Directions: Write out all entries word for word.

(Data items)
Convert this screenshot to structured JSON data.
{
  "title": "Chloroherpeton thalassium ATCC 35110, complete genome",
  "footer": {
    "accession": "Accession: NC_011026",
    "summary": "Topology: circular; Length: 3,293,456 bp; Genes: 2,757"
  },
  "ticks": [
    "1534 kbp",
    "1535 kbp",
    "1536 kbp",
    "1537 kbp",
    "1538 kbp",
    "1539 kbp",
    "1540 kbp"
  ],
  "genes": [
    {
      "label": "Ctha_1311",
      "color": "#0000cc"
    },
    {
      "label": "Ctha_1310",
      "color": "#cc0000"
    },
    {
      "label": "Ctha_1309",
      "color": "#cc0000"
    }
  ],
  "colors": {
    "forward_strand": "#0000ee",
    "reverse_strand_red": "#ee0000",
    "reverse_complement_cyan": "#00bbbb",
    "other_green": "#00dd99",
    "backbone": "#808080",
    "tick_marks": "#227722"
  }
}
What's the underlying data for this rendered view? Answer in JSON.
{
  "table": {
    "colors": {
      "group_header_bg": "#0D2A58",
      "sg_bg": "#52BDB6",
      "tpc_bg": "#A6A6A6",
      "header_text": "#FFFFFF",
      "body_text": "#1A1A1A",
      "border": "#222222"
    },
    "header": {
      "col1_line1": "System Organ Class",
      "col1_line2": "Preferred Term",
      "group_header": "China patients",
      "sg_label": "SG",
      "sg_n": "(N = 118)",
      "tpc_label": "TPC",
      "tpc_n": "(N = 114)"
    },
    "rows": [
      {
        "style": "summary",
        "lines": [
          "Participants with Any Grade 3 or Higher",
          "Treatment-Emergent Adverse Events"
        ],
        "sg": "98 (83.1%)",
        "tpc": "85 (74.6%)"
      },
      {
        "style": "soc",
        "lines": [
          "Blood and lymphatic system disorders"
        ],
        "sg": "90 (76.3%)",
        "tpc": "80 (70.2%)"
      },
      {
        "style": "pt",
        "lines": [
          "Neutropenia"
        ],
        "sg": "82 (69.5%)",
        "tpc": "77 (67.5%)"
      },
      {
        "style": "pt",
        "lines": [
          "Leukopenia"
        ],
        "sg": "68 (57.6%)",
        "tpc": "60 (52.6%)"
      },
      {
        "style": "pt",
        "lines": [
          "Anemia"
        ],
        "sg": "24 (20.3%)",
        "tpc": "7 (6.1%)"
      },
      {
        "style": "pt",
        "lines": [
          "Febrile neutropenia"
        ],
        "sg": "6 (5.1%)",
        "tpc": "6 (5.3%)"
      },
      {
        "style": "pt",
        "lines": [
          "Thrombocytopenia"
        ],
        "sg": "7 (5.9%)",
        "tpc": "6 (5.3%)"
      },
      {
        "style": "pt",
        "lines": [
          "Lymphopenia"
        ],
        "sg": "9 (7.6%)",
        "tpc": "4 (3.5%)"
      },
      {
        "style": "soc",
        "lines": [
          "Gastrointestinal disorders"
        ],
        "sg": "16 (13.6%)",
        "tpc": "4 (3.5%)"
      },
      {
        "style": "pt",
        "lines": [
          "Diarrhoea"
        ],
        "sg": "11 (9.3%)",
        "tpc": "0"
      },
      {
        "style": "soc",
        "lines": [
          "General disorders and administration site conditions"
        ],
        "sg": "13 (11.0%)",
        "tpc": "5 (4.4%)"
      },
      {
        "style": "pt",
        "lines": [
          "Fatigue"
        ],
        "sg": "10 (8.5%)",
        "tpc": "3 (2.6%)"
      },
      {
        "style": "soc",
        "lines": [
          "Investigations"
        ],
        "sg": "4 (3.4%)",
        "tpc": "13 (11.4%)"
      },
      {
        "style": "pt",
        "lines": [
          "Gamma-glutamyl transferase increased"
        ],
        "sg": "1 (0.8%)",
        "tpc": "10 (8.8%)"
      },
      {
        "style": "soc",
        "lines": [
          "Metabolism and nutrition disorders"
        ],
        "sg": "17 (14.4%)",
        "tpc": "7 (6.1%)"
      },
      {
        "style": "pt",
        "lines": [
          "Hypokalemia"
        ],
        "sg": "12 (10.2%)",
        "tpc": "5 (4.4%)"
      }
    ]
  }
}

Solution for this problem:
Convert this screenshot to structured JSON data.
{
  "title": "Chloroherpeton thalassium ATCC 35110, complete genome",
  "footer": {
    "accession": "Accession: NC_011026",
    "summary": "Topology: circular; Length: 3,293,456 bp; Genes: 2,757"
  },
  "ticks": [
    "1534 kbp",
    "1535 kbp",
    "1536 kbp",
    "1537 kbp",
    "1538 kbp",
    "1539 kbp",
    "1540 kbp"
  ],
  "genes": [
    {
      "label": "Ctha_1311",
      "color": "#0000cc"
    },
    {
      "label": "Ctha_1310",
      "color": "#cc0000"
    },
    {
      "label": "Ctha_1309",
      "color": "#cc0000"
    }
  ],
  "colors": {
    "forward_strand": "#0000ee",
    "reverse_strand_red": "#ee0000",
    "reverse_complement_cyan": "#00bbbb",
    "other_green": "#00dd99",
    "backbone": "#808080",
    "tick_marks": "#227722"
  }
}
What's the underlying data for this rendered view? Answer in JSON.
{
  "table": {
    "colors": {
      "group_header_bg": "#0D2A58",
      "sg_bg": "#52BDB6",
      "tpc_bg": "#A6A6A6",
      "header_text": "#FFFFFF",
      "body_text": "#1A1A1A",
      "border": "#222222"
    },
    "header": {
      "col1_line1": "System Organ Class",
      "col1_line2": "Preferred Term",
      "group_header": "China patients",
      "sg_label": "SG",
      "sg_n": "(N = 118)",
      "tpc_label": "TPC",
      "tpc_n": "(N = 114)"
    },
    "rows": [
      {
        "style": "summary",
        "lines": [
          "Participants with Any Grade 3 or Higher",
          "Treatment-Emergent Adverse Events"
        ],
        "sg": "98 (83.1%)",
        "tpc": "85 (74.6%)"
      },
      {
        "style": "soc",
        "lines": [
          "Blood and lymphatic system disorders"
        ],
        "sg": "90 (76.3%)",
        "tpc": "80 (70.2%)"
      },
      {
        "style": "pt",
        "lines": [
          "Neutropenia"
        ],
        "sg": "82 (69.5%)",
        "tpc": "77 (67.5%)"
      },
      {
        "style": "pt",
        "lines": [
          "Leukopenia"
        ],
        "sg": "68 (57.6%)",
        "tpc": "60 (52.6%)"
      },
      {
        "style": "pt",
        "lines": [
          "Anemia"
        ],
        "sg": "24 (20.3%)",
        "tpc": "7 (6.1%)"
      },
      {
        "style": "pt",
        "lines": [
          "Febrile neutropenia"
        ],
        "sg": "6 (5.1%)",
        "tpc": "6 (5.3%)"
      },
      {
        "style": "pt",
        "lines": [
          "Thrombocytopenia"
        ],
        "sg": "7 (5.9%)",
        "tpc": "6 (5.3%)"
      },
      {
        "style": "pt",
        "lines": [
          "Lymphopenia"
        ],
        "sg": "9 (7.6%)",
        "tpc": "4 (3.5%)"
      },
      {
        "style": "soc",
        "lines": [
          "Gastrointestinal disorders"
        ],
        "sg": "16 (13.6%)",
        "tpc": "4 (3.5%)"
      },
      {
        "style": "pt",
        "lines": [
          "Diarrhoea"
        ],
        "sg": "11 (9.3%)",
        "tpc": "0"
      },
      {
        "style": "soc",
        "lines": [
          "General disorders and administration site conditions"
        ],
        "sg": "13 (11.0%)",
        "tpc": "5 (4.4%)"
      },
      {
        "style": "pt",
        "lines": [
          "Fatigue"
        ],
        "sg": "10 (8.5%)",
        "tpc": "3 (2.6%)"
      },
      {
        "style": "soc",
        "lines": [
          "Investigations"
        ],
        "sg": "4 (3.4%)",
        "tpc": "13 (11.4%)"
      },
      {
        "style": "pt",
        "lines": [
          "Gamma-glutamyl transferase increased"
        ],
        "sg": "1 (0.8%)",
        "tpc": "10 (8.8%)"
      },
      {
        "style": "soc",
        "lines": [
          "Metabolism and nutrition disorders"
        ],
        "sg": "17 (14.4%)",
        "tpc": "7 (6.1%)"
      },
      {
        "style": "pt",
        "lines": [
          "Hypokalemia"
        ],
        "sg": "12 (10.2%)",
        "tpc": "5 (4.4%)"
      }
    ]
  }
}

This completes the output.